(Extracted records)

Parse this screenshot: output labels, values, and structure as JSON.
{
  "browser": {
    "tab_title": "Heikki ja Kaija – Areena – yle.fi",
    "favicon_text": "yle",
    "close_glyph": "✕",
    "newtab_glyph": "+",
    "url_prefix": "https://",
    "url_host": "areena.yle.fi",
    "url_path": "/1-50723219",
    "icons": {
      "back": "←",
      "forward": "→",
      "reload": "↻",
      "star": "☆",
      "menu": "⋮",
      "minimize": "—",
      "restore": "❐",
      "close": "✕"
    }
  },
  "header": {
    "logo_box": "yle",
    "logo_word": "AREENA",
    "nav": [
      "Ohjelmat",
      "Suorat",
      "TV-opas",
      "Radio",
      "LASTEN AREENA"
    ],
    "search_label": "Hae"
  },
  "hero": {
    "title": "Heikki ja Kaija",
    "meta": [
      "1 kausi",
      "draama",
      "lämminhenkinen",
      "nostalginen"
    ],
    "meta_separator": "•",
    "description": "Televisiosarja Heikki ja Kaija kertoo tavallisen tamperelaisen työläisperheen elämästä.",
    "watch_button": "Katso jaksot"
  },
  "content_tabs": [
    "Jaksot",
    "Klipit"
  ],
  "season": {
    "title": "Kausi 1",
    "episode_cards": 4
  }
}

# STATED EXERCISE
Which lines hold the word "Kaija"? Copy all of them.

# EXERCISE OUTPUT
    "tab_title": "Heikki ja Kaija – Areena – yle.fi",
    "title": "Heikki ja Kaija",
    "description": "Televisiosarja Heikki ja Kaija kertoo tavallisen tamperelaisen työläisperheen elämästä.",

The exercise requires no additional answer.